▶ Exercise inputs:
──────────

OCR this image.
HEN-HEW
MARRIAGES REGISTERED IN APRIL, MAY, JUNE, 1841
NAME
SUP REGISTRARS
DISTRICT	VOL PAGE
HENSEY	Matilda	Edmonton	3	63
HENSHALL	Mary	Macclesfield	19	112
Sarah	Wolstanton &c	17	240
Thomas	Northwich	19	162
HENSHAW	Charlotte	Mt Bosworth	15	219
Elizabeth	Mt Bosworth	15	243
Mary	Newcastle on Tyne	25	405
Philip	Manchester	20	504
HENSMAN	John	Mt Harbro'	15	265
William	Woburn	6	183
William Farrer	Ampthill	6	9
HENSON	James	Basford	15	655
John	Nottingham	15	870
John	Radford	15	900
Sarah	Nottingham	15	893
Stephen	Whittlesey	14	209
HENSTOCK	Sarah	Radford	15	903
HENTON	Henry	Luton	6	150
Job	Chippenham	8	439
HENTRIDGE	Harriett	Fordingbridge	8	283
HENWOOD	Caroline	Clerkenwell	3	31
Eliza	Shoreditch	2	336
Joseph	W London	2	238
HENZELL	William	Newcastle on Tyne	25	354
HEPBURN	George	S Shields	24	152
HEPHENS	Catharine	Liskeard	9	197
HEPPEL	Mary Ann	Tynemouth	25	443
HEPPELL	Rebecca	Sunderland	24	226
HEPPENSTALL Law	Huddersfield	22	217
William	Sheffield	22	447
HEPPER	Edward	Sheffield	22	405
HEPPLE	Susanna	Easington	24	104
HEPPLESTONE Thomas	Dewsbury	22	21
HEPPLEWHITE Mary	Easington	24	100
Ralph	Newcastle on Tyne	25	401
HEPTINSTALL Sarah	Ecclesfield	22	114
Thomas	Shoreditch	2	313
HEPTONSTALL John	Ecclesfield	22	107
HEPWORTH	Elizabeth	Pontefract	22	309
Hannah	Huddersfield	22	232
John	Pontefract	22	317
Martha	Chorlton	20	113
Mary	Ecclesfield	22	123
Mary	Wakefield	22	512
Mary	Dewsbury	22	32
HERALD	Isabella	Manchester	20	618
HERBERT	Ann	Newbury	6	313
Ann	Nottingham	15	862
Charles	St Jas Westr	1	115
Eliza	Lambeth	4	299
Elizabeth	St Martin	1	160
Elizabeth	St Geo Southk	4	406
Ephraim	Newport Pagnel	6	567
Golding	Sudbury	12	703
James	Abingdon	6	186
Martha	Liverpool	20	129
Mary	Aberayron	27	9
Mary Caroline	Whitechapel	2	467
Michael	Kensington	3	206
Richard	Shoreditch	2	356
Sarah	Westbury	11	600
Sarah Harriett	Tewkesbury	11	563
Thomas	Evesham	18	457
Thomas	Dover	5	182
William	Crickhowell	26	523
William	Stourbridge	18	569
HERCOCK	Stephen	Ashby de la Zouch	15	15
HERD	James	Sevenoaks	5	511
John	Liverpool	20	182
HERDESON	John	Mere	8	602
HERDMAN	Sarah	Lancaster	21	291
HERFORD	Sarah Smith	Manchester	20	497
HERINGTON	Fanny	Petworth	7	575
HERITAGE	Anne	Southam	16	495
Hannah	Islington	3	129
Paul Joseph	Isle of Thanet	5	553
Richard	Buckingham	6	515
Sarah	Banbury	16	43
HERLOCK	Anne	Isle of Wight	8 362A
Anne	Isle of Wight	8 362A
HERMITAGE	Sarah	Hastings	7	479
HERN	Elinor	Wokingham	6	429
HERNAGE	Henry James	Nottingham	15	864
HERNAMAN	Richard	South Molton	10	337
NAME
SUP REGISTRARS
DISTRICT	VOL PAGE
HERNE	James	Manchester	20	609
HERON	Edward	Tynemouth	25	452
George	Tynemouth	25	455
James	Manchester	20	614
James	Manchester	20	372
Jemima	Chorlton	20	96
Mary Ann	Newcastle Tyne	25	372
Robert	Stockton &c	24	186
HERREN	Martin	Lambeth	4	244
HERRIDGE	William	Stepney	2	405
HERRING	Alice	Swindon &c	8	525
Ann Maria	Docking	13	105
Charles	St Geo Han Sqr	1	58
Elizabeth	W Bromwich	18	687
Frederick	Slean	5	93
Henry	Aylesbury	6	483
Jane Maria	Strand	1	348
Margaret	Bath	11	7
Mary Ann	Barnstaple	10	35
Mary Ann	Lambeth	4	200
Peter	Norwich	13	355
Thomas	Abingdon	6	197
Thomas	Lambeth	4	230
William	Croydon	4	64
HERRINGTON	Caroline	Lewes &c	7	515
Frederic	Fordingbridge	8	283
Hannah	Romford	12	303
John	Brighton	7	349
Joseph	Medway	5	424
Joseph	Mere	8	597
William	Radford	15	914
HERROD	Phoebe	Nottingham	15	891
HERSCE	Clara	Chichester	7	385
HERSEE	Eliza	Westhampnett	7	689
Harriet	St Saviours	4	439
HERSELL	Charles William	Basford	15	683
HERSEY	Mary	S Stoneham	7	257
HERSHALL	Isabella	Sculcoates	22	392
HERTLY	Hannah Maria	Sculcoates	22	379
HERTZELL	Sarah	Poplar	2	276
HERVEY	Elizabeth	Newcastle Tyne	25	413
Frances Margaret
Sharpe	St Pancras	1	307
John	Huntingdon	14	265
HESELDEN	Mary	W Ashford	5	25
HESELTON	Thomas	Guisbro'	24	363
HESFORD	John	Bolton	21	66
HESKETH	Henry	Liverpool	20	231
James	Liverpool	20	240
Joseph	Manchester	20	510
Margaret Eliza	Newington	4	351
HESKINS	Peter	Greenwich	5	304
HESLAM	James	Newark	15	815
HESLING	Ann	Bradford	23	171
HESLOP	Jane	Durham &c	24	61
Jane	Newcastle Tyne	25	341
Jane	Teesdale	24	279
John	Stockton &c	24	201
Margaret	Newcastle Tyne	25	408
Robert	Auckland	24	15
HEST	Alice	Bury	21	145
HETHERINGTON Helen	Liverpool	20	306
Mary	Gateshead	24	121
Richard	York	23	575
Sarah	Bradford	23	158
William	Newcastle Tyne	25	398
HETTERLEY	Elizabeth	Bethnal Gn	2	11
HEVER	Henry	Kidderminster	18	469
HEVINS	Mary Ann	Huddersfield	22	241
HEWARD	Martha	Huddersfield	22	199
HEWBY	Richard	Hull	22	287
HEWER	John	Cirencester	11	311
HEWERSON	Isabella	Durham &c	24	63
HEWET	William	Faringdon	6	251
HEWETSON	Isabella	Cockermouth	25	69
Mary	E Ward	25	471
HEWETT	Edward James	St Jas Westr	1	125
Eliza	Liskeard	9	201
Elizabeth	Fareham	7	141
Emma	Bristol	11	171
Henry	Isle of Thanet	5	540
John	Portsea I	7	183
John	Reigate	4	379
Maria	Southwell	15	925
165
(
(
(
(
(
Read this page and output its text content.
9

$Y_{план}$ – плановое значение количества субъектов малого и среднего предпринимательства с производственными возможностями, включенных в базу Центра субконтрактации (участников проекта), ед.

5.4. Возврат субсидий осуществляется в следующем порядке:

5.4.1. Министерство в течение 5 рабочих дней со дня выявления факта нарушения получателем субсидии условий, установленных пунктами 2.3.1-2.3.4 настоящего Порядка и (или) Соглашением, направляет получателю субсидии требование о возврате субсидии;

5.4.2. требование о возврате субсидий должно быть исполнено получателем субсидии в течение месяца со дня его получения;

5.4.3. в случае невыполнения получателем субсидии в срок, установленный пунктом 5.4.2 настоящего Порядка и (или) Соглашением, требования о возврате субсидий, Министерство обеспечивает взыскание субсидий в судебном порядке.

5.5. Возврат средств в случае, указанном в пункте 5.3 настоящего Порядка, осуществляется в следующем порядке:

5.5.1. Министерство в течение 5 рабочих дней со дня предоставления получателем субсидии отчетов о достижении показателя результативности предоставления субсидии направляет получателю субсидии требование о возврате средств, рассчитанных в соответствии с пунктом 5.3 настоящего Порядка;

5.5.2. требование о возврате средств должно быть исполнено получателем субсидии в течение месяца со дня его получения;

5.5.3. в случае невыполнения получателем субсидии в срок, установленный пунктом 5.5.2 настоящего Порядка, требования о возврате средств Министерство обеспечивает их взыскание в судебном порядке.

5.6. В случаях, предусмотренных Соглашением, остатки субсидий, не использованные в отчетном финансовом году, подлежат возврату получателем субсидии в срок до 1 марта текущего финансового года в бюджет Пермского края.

──────────

▶ Stated problem: Where does the word "Sheffield" appear in the listing? List each line that holds it.

▶ Exercise response:
William	Sheffield	22	447
HEPPER	Edward	Sheffield	22	405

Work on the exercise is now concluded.